**Written exercise**
Exact repetition is required: output every record in full.

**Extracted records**
>>>

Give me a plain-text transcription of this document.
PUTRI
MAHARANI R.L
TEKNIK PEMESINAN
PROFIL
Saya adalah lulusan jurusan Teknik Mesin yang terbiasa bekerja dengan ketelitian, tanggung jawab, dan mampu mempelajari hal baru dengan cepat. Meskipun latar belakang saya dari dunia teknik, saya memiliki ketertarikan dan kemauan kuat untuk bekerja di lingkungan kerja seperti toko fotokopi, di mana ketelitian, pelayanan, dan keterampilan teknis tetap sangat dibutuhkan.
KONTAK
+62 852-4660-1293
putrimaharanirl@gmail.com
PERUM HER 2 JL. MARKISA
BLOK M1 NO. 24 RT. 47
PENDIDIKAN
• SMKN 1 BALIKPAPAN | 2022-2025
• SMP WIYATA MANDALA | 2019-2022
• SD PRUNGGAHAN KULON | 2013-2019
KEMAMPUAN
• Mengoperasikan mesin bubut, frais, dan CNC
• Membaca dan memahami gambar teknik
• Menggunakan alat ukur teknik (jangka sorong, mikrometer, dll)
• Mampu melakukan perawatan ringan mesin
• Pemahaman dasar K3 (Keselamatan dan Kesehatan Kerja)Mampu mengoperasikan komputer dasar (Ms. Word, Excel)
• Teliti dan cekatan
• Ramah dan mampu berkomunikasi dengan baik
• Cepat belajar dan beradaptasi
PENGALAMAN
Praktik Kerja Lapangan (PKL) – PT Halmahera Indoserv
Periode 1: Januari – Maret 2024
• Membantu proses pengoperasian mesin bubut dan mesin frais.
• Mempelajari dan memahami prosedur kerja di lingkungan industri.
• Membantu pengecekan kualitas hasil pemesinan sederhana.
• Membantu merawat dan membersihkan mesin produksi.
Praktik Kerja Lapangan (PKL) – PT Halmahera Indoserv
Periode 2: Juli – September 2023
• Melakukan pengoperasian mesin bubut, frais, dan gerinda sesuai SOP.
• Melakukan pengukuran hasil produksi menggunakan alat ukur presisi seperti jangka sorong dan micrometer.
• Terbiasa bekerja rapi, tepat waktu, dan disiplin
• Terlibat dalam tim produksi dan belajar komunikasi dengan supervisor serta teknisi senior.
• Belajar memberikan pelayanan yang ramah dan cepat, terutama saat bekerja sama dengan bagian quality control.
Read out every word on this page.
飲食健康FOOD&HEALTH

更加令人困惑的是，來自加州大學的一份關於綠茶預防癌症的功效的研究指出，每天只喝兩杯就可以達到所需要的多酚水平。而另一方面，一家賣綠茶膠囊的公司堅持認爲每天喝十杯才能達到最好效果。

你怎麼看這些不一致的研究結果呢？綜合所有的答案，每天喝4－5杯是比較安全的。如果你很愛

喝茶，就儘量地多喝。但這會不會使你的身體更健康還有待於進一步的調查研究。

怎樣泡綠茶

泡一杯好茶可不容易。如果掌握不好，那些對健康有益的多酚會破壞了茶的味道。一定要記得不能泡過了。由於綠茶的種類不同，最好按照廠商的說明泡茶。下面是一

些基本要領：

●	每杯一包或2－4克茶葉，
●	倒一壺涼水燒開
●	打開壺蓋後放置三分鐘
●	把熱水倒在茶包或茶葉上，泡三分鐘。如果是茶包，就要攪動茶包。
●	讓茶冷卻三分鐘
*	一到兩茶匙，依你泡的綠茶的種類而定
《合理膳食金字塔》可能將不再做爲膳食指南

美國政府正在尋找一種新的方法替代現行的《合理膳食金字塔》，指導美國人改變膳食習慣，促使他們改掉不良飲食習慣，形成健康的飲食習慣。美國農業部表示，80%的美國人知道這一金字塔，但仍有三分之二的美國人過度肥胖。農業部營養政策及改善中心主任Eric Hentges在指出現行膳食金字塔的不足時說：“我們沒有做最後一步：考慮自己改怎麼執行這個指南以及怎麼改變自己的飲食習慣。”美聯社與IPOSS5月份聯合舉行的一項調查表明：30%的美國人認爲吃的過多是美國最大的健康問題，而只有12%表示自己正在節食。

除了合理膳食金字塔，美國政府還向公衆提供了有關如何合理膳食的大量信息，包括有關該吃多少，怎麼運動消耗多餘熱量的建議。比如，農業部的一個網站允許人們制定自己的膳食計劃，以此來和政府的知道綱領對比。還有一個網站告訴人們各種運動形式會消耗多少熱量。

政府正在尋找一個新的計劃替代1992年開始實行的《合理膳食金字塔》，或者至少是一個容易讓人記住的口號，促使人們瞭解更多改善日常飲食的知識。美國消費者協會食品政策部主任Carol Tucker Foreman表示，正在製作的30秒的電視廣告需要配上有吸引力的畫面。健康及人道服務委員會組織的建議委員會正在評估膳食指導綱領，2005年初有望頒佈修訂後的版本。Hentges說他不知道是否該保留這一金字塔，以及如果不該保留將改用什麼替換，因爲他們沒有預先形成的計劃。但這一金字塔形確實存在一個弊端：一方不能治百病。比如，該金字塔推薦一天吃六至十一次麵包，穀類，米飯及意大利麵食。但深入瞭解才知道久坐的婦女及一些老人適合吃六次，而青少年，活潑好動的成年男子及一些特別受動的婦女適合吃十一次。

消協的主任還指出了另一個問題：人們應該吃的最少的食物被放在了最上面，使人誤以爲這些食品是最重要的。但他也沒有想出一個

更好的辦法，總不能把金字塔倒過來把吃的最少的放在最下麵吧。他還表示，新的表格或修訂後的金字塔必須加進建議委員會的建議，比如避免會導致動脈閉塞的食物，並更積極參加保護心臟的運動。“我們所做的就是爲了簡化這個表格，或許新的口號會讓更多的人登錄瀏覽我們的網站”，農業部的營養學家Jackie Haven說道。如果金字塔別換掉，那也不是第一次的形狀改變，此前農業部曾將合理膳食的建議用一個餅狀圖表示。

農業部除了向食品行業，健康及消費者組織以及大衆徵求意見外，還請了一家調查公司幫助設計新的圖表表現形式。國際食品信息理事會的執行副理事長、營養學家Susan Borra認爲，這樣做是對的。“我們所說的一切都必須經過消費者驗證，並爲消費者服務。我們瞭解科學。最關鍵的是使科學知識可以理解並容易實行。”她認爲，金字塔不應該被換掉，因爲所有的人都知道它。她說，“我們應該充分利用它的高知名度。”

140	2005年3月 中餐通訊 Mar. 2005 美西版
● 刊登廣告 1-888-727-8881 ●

<<<

**The result**
Give me a plain-text transcription of this document.
PUTRI
MAHARANI R.L
TEKNIK PEMESINAN
PROFIL
Saya adalah lulusan jurusan Teknik Mesin yang terbiasa bekerja dengan ketelitian, tanggung jawab, dan mampu mempelajari hal baru dengan cepat. Meskipun latar belakang saya dari dunia teknik, saya memiliki ketertarikan dan kemauan kuat untuk bekerja di lingkungan kerja seperti toko fotokopi, di mana ketelitian, pelayanan, dan keterampilan teknis tetap sangat dibutuhkan.
KONTAK
+62 852-4660-1293
putrimaharanirl@gmail.com
PERUM HER 2 JL. MARKISA
BLOK M1 NO. 24 RT. 47
PENDIDIKAN
• SMKN 1 BALIKPAPAN | 2022-2025
• SMP WIYATA MANDALA | 2019-2022
• SD PRUNGGAHAN KULON | 2013-2019
KEMAMPUAN
• Mengoperasikan mesin bubut, frais, dan CNC
• Membaca dan memahami gambar teknik
• Menggunakan alat ukur teknik (jangka sorong, mikrometer, dll)
• Mampu melakukan perawatan ringan mesin
• Pemahaman dasar K3 (Keselamatan dan Kesehatan Kerja)Mampu mengoperasikan komputer dasar (Ms. Word, Excel)
• Teliti dan cekatan
• Ramah dan mampu berkomunikasi dengan baik
• Cepat belajar dan beradaptasi
PENGALAMAN
Praktik Kerja Lapangan (PKL) – PT Halmahera Indoserv
Periode 1: Januari – Maret 2024
• Membantu proses pengoperasian mesin bubut dan mesin frais.
• Mempelajari dan memahami prosedur kerja di lingkungan industri.
• Membantu pengecekan kualitas hasil pemesinan sederhana.
• Membantu merawat dan membersihkan mesin produksi.
Praktik Kerja Lapangan (PKL) – PT Halmahera Indoserv
Periode 2: Juli – September 2023
• Melakukan pengoperasian mesin bubut, frais, dan gerinda sesuai SOP.
• Melakukan pengukuran hasil produksi menggunakan alat ukur presisi seperti jangka sorong dan micrometer.
• Terbiasa bekerja rapi, tepat waktu, dan disiplin
• Terlibat dalam tim produksi dan belajar komunikasi dengan supervisor serta teknisi senior.
• Belajar memberikan pelayanan yang ramah dan cepat, terutama saat bekerja sama dengan bagian quality control.
Read out every word on this page.
飲食健康FOOD&HEALTH

更加令人困惑的是，來自加州大學的一份關於綠茶預防癌症的功效的研究指出，每天只喝兩杯就可以達到所需要的多酚水平。而另一方面，一家賣綠茶膠囊的公司堅持認爲每天喝十杯才能達到最好效果。

你怎麼看這些不一致的研究結果呢？綜合所有的答案，每天喝4－5杯是比較安全的。如果你很愛

喝茶，就儘量地多喝。但這會不會使你的身體更健康還有待於進一步的調查研究。

怎樣泡綠茶

泡一杯好茶可不容易。如果掌握不好，那些對健康有益的多酚會破壞了茶的味道。一定要記得不能泡過了。由於綠茶的種類不同，最好按照廠商的說明泡茶。下面是一

些基本要領：

●	每杯一包或2－4克茶葉，
●	倒一壺涼水燒開
●	打開壺蓋後放置三分鐘
●	把熱水倒在茶包或茶葉上，泡三分鐘。如果是茶包，就要攪動茶包。
●	讓茶冷卻三分鐘
*	一到兩茶匙，依你泡的綠茶的種類而定
《合理膳食金字塔》可能將不再做爲膳食指南

美國政府正在尋找一種新的方法替代現行的《合理膳食金字塔》，指導美國人改變膳食習慣，促使他們改掉不良飲食習慣，形成健康的飲食習慣。美國農業部表示，80%的美國人知道這一金字塔，但仍有三分之二的美國人過度肥胖。農業部營養政策及改善中心主任Eric Hentges在指出現行膳食金字塔的不足時說：“我們沒有做最後一步：考慮自己改怎麼執行這個指南以及怎麼改變自己的飲食習慣。”美聯社與IPOSS5月份聯合舉行的一項調查表明：30%的美國人認爲吃的過多是美國最大的健康問題，而只有12%表示自己正在節食。

除了合理膳食金字塔，美國政府還向公衆提供了有關如何合理膳食的大量信息，包括有關該吃多少，怎麼運動消耗多餘熱量的建議。比如，農業部的一個網站允許人們制定自己的膳食計劃，以此來和政府的知道綱領對比。還有一個網站告訴人們各種運動形式會消耗多少熱量。

政府正在尋找一個新的計劃替代1992年開始實行的《合理膳食金字塔》，或者至少是一個容易讓人記住的口號，促使人們瞭解更多改善日常飲食的知識。美國消費者協會食品政策部主任Carol Tucker Foreman表示，正在製作的30秒的電視廣告需要配上有吸引力的畫面。健康及人道服務委員會組織的建議委員會正在評估膳食指導綱領，2005年初有望頒佈修訂後的版本。Hentges說他不知道是否該保留這一金字塔，以及如果不該保留將改用什麼替換，因爲他們沒有預先形成的計劃。但這一金字塔形確實存在一個弊端：一方不能治百病。比如，該金字塔推薦一天吃六至十一次麵包，穀類，米飯及意大利麵食。但深入瞭解才知道久坐的婦女及一些老人適合吃六次，而青少年，活潑好動的成年男子及一些特別受動的婦女適合吃十一次。

消協的主任還指出了另一個問題：人們應該吃的最少的食物被放在了最上面，使人誤以爲這些食品是最重要的。但他也沒有想出一個

更好的辦法，總不能把金字塔倒過來把吃的最少的放在最下麵吧。他還表示，新的表格或修訂後的金字塔必須加進建議委員會的建議，比如避免會導致動脈閉塞的食物，並更積極參加保護心臟的運動。“我們所做的就是爲了簡化這個表格，或許新的口號會讓更多的人登錄瀏覽我們的網站”，農業部的營養學家Jackie Haven說道。如果金字塔別換掉，那也不是第一次的形狀改變，此前農業部曾將合理膳食的建議用一個餅狀圖表示。

農業部除了向食品行業，健康及消費者組織以及大衆徵求意見外，還請了一家調查公司幫助設計新的圖表表現形式。國際食品信息理事會的執行副理事長、營養學家Susan Borra認爲，這樣做是對的。“我們所說的一切都必須經過消費者驗證，並爲消費者服務。我們瞭解科學。最關鍵的是使科學知識可以理解並容易實行。”她認爲，金字塔不應該被換掉，因爲所有的人都知道它。她說，“我們應該充分利用它的高知名度。”

140	2005年3月 中餐通訊 Mar. 2005 美西版
● 刊登廣告 1-888-727-8881 ●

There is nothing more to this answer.